— begin —
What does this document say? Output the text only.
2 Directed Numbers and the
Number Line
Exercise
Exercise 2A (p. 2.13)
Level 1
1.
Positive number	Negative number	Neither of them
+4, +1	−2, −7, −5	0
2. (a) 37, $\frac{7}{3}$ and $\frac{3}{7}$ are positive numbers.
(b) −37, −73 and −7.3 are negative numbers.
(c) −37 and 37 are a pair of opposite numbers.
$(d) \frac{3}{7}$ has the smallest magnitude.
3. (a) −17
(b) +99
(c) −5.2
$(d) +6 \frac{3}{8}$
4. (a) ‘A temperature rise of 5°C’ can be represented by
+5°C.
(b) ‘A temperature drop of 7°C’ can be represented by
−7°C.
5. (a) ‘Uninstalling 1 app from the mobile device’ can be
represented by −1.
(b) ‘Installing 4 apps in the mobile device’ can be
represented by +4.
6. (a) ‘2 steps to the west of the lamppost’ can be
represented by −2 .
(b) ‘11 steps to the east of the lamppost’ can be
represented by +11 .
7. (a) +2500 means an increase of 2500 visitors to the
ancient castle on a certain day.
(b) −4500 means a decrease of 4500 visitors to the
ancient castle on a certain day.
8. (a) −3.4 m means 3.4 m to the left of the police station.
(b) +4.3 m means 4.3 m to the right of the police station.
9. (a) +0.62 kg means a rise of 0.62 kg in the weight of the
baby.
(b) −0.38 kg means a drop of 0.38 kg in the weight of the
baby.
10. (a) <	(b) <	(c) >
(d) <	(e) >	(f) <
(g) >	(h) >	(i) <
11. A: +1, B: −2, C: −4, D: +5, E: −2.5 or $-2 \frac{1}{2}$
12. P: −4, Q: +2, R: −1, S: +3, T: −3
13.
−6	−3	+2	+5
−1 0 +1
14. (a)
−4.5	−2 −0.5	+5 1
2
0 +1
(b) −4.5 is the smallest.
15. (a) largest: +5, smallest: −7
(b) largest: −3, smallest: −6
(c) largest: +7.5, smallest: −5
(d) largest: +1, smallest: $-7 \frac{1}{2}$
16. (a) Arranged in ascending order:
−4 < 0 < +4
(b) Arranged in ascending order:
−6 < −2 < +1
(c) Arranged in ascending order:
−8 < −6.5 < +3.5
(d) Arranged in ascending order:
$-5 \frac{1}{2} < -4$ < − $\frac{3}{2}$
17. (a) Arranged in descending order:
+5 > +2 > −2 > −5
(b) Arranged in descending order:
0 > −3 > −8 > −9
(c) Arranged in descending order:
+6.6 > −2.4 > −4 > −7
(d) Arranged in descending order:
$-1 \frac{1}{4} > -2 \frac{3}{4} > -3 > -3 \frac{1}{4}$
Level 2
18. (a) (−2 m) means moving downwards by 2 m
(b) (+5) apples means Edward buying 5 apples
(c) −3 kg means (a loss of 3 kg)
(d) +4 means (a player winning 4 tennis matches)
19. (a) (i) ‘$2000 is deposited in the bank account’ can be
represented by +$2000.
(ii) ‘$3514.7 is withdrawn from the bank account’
— end —
STATED PROBLEM » Reproduce each line from the records that contains the word "rise".

THE RESPONSE »
4. (a) ‘A temperature rise of 5°C’ can be represented by
9. (a) +0.62 kg means a rise of 0.62 kg in the weight of the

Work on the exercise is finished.